Data rows:
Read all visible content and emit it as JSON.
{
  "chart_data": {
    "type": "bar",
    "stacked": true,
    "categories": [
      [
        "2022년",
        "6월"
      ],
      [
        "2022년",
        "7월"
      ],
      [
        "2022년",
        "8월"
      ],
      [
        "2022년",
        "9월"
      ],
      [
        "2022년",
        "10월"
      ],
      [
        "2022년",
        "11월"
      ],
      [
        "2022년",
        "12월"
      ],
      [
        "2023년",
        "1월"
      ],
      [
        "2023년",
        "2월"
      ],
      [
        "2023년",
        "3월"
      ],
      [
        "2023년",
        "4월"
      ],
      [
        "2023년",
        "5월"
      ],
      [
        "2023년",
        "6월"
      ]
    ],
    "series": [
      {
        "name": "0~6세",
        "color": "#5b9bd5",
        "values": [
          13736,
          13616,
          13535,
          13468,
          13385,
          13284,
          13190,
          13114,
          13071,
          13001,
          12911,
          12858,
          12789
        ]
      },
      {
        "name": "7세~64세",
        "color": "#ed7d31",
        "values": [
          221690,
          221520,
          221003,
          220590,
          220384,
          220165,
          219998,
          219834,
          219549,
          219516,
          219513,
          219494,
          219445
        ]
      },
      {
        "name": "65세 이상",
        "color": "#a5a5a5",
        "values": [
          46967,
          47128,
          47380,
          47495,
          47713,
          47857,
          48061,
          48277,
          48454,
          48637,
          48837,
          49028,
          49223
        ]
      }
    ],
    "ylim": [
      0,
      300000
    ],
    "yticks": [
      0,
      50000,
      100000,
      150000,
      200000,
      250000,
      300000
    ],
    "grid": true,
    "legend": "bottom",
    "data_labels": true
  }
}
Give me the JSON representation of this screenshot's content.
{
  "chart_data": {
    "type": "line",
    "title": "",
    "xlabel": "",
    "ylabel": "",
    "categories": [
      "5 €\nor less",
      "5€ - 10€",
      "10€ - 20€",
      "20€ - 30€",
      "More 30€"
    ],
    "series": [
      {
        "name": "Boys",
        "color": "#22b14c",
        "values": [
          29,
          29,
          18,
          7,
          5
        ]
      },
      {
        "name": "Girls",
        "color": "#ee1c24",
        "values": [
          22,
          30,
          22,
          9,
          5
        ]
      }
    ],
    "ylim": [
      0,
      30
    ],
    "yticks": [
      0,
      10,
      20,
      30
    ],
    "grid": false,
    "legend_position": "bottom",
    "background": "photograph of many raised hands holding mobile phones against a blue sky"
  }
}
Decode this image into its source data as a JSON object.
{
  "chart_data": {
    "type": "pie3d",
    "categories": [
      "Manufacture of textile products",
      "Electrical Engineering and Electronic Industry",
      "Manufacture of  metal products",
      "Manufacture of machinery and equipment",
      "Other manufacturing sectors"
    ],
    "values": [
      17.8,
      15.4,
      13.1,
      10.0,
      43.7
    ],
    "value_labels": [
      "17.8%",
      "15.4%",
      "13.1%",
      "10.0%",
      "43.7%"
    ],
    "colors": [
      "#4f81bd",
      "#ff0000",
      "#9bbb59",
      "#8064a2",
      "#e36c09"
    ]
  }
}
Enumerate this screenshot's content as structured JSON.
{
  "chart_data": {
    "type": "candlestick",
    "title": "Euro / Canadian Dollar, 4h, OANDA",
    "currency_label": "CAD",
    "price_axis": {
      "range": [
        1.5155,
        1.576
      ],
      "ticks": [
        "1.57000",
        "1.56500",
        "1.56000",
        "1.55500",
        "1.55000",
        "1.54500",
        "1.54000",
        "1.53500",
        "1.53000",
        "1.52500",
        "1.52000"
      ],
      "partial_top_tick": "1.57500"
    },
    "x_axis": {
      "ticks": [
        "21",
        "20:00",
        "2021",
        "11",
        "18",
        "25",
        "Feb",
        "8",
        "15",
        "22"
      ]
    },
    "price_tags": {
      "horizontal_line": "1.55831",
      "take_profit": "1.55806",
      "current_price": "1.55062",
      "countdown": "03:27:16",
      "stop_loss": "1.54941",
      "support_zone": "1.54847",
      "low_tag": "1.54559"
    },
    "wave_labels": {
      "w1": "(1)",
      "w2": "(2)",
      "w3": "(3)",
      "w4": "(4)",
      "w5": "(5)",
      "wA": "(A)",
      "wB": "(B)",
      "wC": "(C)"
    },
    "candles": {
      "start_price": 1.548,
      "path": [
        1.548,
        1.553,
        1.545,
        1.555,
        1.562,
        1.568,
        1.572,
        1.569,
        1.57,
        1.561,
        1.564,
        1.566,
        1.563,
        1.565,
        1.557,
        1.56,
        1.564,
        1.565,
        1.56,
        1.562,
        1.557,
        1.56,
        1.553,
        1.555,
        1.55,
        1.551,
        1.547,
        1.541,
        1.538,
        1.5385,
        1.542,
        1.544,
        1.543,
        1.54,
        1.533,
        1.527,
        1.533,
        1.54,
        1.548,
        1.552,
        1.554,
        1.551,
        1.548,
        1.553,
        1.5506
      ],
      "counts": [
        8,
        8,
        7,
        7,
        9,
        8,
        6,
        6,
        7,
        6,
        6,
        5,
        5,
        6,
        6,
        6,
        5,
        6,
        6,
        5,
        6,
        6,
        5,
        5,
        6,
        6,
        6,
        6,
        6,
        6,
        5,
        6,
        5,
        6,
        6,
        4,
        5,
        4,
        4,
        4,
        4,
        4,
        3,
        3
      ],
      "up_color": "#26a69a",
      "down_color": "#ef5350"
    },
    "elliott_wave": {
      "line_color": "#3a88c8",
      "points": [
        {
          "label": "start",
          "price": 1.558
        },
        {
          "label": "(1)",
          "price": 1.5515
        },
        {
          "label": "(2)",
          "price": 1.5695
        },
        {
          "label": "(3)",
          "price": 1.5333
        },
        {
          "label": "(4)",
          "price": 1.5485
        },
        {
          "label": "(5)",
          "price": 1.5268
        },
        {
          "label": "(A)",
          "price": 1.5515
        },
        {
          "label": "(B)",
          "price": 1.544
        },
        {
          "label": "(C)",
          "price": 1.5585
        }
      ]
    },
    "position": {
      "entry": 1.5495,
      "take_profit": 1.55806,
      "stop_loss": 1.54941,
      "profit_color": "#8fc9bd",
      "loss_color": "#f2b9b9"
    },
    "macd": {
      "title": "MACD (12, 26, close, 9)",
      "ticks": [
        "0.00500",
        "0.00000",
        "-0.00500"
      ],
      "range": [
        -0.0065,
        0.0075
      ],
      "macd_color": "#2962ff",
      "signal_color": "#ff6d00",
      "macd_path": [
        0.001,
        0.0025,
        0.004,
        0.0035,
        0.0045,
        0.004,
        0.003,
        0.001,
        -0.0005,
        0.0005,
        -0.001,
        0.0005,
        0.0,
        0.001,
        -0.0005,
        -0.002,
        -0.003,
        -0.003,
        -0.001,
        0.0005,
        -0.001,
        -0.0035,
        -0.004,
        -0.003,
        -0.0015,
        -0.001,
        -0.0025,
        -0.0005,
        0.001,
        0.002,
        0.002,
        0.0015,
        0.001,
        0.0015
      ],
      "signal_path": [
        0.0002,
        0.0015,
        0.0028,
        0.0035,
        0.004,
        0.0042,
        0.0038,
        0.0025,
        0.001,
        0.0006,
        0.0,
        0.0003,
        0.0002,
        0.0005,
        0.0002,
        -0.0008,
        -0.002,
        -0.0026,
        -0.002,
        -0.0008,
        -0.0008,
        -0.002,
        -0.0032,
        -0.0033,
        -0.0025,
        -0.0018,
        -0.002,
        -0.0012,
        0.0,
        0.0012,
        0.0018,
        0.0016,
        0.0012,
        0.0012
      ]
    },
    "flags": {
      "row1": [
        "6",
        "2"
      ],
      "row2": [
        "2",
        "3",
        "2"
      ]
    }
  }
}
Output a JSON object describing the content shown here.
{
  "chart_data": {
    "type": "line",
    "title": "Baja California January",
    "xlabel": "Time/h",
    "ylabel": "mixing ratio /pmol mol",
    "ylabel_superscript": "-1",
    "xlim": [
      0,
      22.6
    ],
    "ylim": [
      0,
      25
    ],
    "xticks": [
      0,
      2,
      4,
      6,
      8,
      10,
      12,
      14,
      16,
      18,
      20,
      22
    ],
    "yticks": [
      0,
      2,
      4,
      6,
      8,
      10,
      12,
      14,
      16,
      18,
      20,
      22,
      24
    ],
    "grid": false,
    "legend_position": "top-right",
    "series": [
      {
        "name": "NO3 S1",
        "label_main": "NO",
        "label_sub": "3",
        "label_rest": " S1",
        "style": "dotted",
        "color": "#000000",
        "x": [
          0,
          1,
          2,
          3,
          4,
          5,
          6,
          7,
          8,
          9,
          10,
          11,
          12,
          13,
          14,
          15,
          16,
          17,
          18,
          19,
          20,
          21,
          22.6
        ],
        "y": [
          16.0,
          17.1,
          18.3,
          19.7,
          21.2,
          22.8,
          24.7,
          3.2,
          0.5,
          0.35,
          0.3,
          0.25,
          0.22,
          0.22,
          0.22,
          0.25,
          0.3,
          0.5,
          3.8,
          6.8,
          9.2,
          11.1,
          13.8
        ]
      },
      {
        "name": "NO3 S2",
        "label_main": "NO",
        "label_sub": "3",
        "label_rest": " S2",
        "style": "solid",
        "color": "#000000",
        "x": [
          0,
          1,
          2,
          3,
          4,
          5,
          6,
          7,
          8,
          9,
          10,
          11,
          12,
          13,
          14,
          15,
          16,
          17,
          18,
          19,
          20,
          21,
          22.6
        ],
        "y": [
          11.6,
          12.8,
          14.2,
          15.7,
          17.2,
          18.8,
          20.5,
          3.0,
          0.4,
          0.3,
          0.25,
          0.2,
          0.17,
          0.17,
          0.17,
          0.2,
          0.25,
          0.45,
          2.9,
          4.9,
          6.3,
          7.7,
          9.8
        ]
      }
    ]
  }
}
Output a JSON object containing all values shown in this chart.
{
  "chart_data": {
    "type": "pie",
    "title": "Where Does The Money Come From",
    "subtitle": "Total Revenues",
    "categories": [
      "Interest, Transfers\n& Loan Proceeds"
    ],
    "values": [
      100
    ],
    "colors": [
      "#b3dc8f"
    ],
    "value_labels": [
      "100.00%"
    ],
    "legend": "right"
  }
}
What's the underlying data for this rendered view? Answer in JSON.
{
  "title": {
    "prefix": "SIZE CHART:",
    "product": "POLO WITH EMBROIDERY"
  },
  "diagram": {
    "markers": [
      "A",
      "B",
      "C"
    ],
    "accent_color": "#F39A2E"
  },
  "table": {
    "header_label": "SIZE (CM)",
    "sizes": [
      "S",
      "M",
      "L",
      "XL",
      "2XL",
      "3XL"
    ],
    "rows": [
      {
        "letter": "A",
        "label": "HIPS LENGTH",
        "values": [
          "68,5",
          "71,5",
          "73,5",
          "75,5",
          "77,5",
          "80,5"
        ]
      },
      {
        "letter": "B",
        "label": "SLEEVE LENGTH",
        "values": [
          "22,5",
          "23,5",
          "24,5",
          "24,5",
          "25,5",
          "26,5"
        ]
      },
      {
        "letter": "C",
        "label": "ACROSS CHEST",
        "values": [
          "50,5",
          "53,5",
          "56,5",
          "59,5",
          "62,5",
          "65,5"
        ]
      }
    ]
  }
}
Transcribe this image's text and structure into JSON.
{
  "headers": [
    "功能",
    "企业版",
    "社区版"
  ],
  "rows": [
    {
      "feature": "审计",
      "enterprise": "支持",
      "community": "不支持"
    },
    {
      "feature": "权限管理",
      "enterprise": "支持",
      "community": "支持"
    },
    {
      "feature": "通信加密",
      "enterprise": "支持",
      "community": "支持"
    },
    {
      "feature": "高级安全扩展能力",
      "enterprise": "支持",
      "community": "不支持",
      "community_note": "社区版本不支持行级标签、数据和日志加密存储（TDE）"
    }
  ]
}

Directions for this task: Look through the entries above and report each line where the string "image" occurs.

Finished task:
Decode this image into its source data as a JSON object.
Transcribe this image's text and structure into JSON.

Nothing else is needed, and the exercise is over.